_Instructions for the task_:
Quote every line as given.

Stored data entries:
----------------

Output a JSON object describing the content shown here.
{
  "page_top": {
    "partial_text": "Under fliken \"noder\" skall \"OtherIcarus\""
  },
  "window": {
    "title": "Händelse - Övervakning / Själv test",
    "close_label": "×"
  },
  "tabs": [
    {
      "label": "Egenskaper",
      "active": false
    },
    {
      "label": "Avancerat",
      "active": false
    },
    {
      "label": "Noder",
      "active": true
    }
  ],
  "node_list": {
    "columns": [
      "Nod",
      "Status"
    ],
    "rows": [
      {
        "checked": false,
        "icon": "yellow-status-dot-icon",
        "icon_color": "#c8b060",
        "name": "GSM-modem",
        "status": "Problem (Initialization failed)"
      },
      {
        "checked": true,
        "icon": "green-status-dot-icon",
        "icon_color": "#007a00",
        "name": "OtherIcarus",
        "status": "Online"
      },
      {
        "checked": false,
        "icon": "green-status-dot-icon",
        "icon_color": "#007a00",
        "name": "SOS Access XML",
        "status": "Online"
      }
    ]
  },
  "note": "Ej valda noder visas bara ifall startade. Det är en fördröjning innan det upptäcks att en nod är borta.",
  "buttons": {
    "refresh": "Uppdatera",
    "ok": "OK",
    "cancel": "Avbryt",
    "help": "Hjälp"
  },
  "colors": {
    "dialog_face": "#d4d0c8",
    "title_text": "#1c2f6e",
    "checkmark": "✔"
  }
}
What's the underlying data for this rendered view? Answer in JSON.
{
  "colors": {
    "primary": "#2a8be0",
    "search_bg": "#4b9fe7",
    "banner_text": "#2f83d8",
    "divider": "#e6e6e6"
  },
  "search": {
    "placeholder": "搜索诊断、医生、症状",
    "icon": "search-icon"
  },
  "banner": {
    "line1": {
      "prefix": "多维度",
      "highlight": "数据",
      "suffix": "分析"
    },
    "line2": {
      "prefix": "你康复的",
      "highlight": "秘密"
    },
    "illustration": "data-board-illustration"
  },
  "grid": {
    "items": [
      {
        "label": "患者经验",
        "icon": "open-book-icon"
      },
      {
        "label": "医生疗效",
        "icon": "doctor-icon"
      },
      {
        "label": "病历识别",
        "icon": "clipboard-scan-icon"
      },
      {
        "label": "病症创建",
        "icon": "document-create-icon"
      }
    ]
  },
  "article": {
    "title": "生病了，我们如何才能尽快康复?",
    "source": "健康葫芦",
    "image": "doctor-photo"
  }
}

----------------

_Response to the exercise_:
Output a JSON object describing the content shown here.
{
  "page_top": {
    "partial_text": "Under fliken \"noder\" skall \"OtherIcarus\""
  },
  "window": {
    "title": "Händelse - Övervakning / Själv test",
    "close_label": "×"
  },
  "tabs": [
    {
      "label": "Egenskaper",
      "active": false
    },
    {
      "label": "Avancerat",
      "active": false
    },
    {
      "label": "Noder",
      "active": true
    }
  ],
  "node_list": {
    "columns": [
      "Nod",
      "Status"
    ],
    "rows": [
      {
        "checked": false,
        "icon": "yellow-status-dot-icon",
        "icon_color": "#c8b060",
        "name": "GSM-modem",
        "status": "Problem (Initialization failed)"
      },
      {
        "checked": true,
        "icon": "green-status-dot-icon",
        "icon_color": "#007a00",
        "name": "OtherIcarus",
        "status": "Online"
      },
      {
        "checked": false,
        "icon": "green-status-dot-icon",
        "icon_color": "#007a00",
        "name": "SOS Access XML",
        "status": "Online"
      }
    ]
  },
  "note": "Ej valda noder visas bara ifall startade. Det är en fördröjning innan det upptäcks att en nod är borta.",
  "buttons": {
    "refresh": "Uppdatera",
    "ok": "OK",
    "cancel": "Avbryt",
    "help": "Hjälp"
  },
  "colors": {
    "dialog_face": "#d4d0c8",
    "title_text": "#1c2f6e",
    "checkmark": "✔"
  }
}
What's the underlying data for this rendered view? Answer in JSON.
{
  "colors": {
    "primary": "#2a8be0",
    "search_bg": "#4b9fe7",
    "banner_text": "#2f83d8",
    "divider": "#e6e6e6"
  },
  "search": {
    "placeholder": "搜索诊断、医生、症状",
    "icon": "search-icon"
  },
  "banner": {
    "line1": {
      "prefix": "多维度",
      "highlight": "数据",
      "suffix": "分析"
    },
    "line2": {
      "prefix": "你康复的",
      "highlight": "秘密"
    },
    "illustration": "data-board-illustration"
  },
  "grid": {
    "items": [
      {
        "label": "患者经验",
        "icon": "open-book-icon"
      },
      {
        "label": "医生疗效",
        "icon": "doctor-icon"
      },
      {
        "label": "病历识别",
        "icon": "clipboard-scan-icon"
      },
      {
        "label": "病症创建",
        "icon": "document-create-icon"
      }
    ]
  },
  "article": {
    "title": "生病了，我们如何才能尽快康复?",
    "source": "健康葫芦",
    "image": "doctor-photo"
  }
}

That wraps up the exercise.